What is required: Figure out how many lines of the material below contain the word "would". Answer with the number only.

-- start --

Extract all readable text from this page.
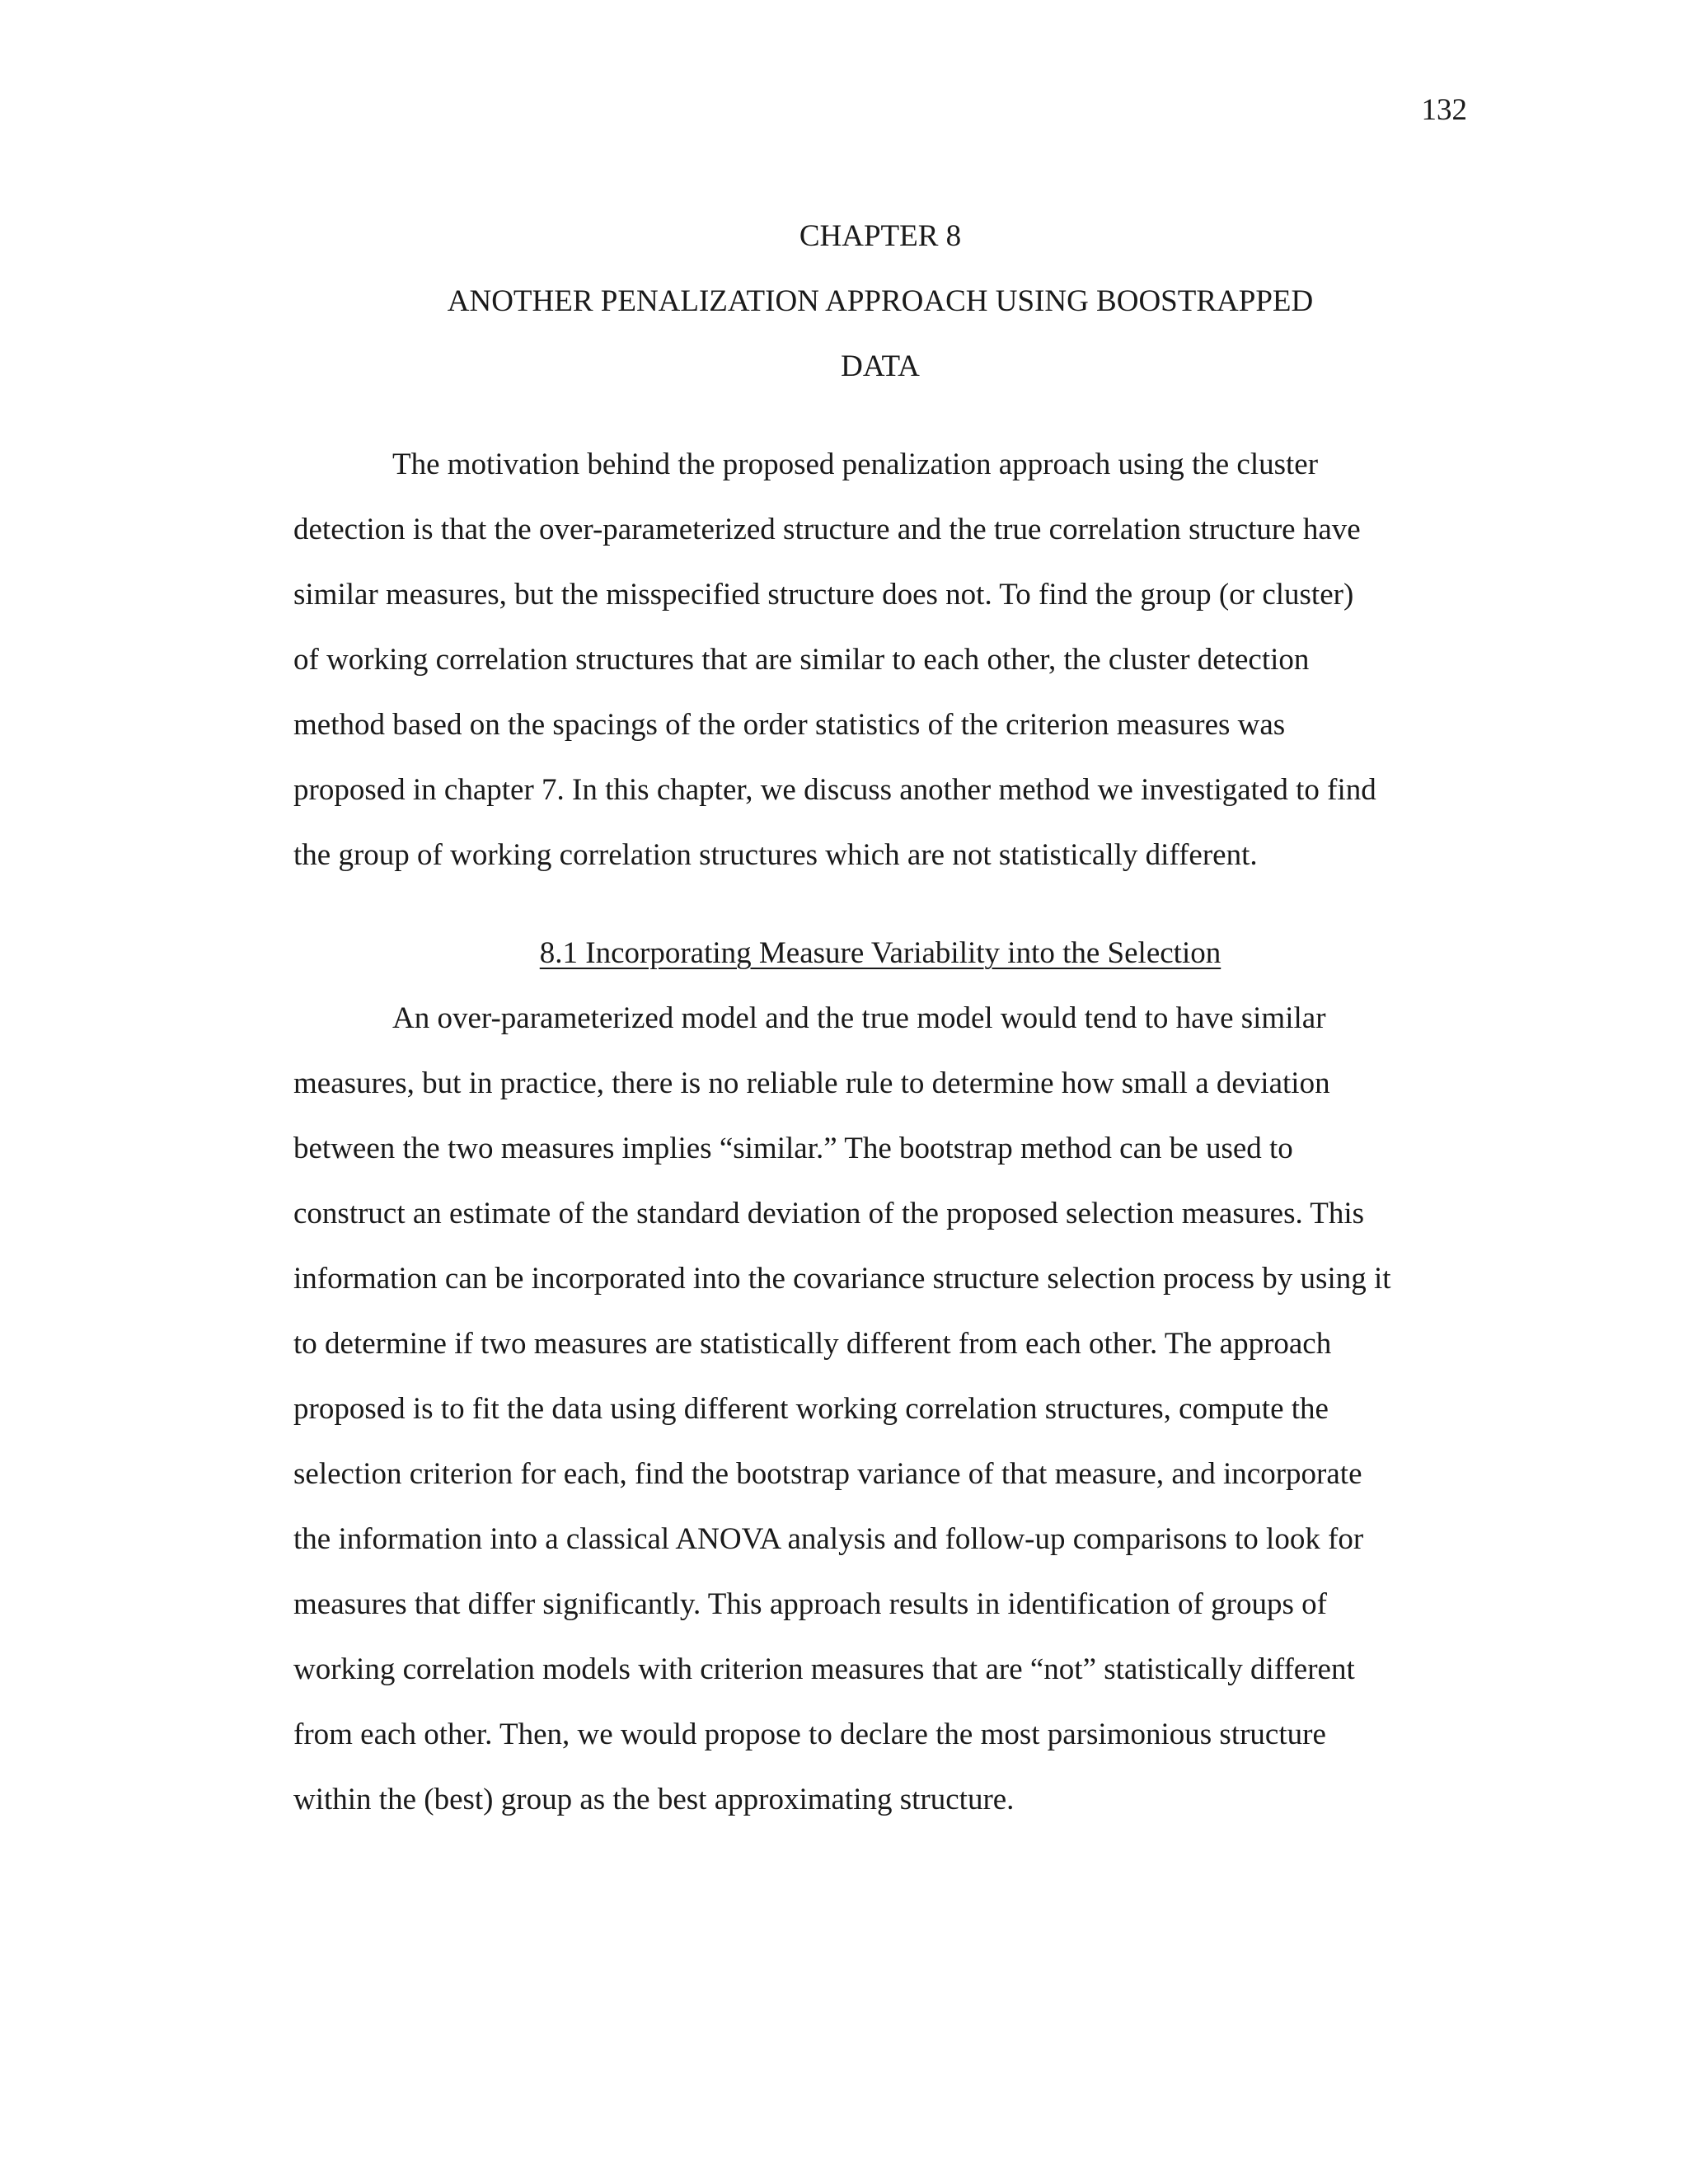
132
CHAPTER 8
ANOTHER PENALIZATION APPROACH USING BOOSTRAPPED
DATA
The motivation behind the proposed penalization approach using the cluster
detection is that the over-parameterized structure and the true correlation structure have
similar measures, but the misspecified structure does not. To find the group (or cluster)
of working correlation structures that are similar to each other, the cluster detection
method based on the spacings of the order statistics of the criterion measures was
proposed in chapter 7. In this chapter, we discuss another method we investigated to find
the group of working correlation structures which are not statistically different.
8.1 Incorporating Measure Variability into the Selection
An over-parameterized model and the true model would tend to have similar
measures, but in practice, there is no reliable rule to determine how small a deviation
between the two measures implies “similar.” The bootstrap method can be used to
construct an estimate of the standard deviation of the proposed selection measures. This
information can be incorporated into the covariance structure selection process by using it
to determine if two measures are statistically different from each other. The approach
proposed is to fit the data using different working correlation structures, compute the
selection criterion for each, find the bootstrap variance of that measure, and incorporate
the information into a classical ANOVA analysis and follow-up comparisons to look for
measures that differ significantly. This approach results in identification of groups of
working correlation models with criterion measures that are “not” statistically different
from each other. Then, we would propose to declare the most parsimonious structure
within the (best) group as the best approximating structure.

-- end --

Task output: 2